# What to do:
Retype the whole listing, please, keeping every line exact and dropping the pictures.
══════
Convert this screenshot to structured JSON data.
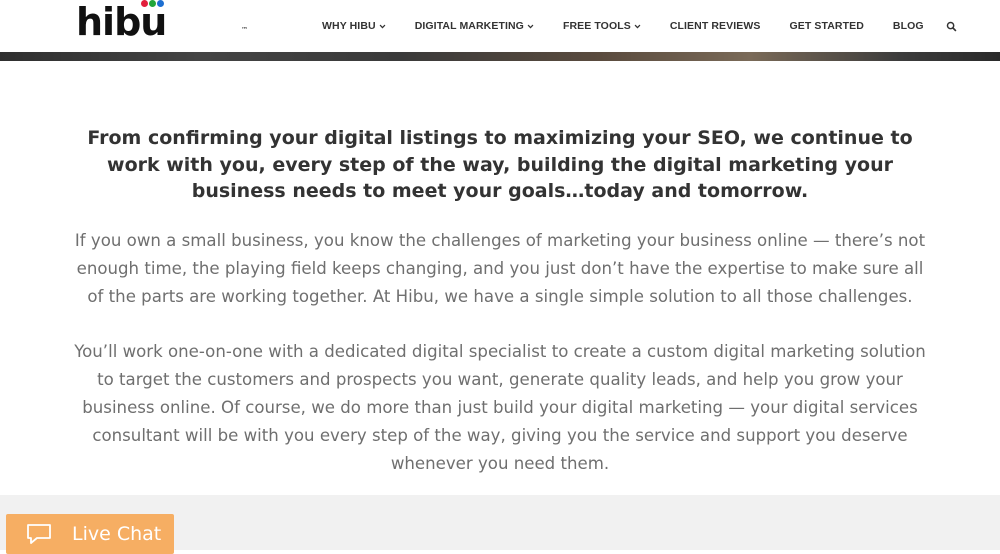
{
  "brand": {
    "logo_text": "hibu",
    "trademark": "™",
    "dot_colors": [
      "#e21f3c",
      "#22a63b",
      "#1d6fd1"
    ]
  },
  "nav": {
    "items": [
      {
        "label": "WHY HIBU",
        "has_dropdown": true
      },
      {
        "label": "DIGITAL MARKETING",
        "has_dropdown": true
      },
      {
        "label": "FREE TOOLS",
        "has_dropdown": true
      },
      {
        "label": "CLIENT REVIEWS",
        "has_dropdown": false
      },
      {
        "label": "GET STARTED",
        "has_dropdown": false
      },
      {
        "label": "BLOG",
        "has_dropdown": false
      }
    ],
    "search_icon": "search-icon"
  },
  "main": {
    "headline": "From confirming your digital listings to maximizing your SEO, we continue to work with you, every step of the way, building the digital marketing your business needs to meet your goals…today and tomorrow.",
    "paragraph_1": "If you own a small business, you know the challenges of marketing your business online — there’s not enough time, the playing field keeps changing, and you just don’t have the expertise to make sure all of the parts are working together. At Hibu, we have a single simple solution to all those challenges.",
    "paragraph_2": "You’ll work one-on-one with a dedicated digital specialist to create a custom digital marketing solution to target the customers and prospects you want, generate quality leads, and help you grow your business online. Of course, we do more than just build your digital marketing — your digital services consultant will be with you every step of the way, giving you the service and support you deserve whenever you need them."
  },
  "chat": {
    "label": "Live Chat",
    "icon": "chat-bubble-icon",
    "color": "#f6ae63"
  }
}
══════
# Answer below:
Convert this screenshot to structured JSON data.
{
  "brand": {
    "logo_text": "hibu",
    "trademark": "™",
    "dot_colors": [
      "#e21f3c",
      "#22a63b",
      "#1d6fd1"
    ]
  },
  "nav": {
    "items": [
      {
        "label": "WHY HIBU",
        "has_dropdown": true
      },
      {
        "label": "DIGITAL MARKETING",
        "has_dropdown": true
      },
      {
        "label": "FREE TOOLS",
        "has_dropdown": true
      },
      {
        "label": "CLIENT REVIEWS",
        "has_dropdown": false
      },
      {
        "label": "GET STARTED",
        "has_dropdown": false
      },
      {
        "label": "BLOG",
        "has_dropdown": false
      }
    ],
    "search_icon": "search-icon"
  },
  "main": {
    "headline": "From confirming your digital listings to maximizing your SEO, we continue to work with you, every step of the way, building the digital marketing your business needs to meet your goals…today and tomorrow.",
    "paragraph_1": "If you own a small business, you know the challenges of marketing your business online — there’s not enough time, the playing field keeps changing, and you just don’t have the expertise to make sure all of the parts are working together. At Hibu, we have a single simple solution to all those challenges.",
    "paragraph_2": "You’ll work one-on-one with a dedicated digital specialist to create a custom digital marketing solution to target the customers and prospects you want, generate quality leads, and help you grow your business online. Of course, we do more than just build your digital marketing — your digital services consultant will be with you every step of the way, giving you the service and support you deserve whenever you need them."
  },
  "chat": {
    "label": "Live Chat",
    "icon": "chat-bubble-icon",
    "color": "#f6ae63"
  }
}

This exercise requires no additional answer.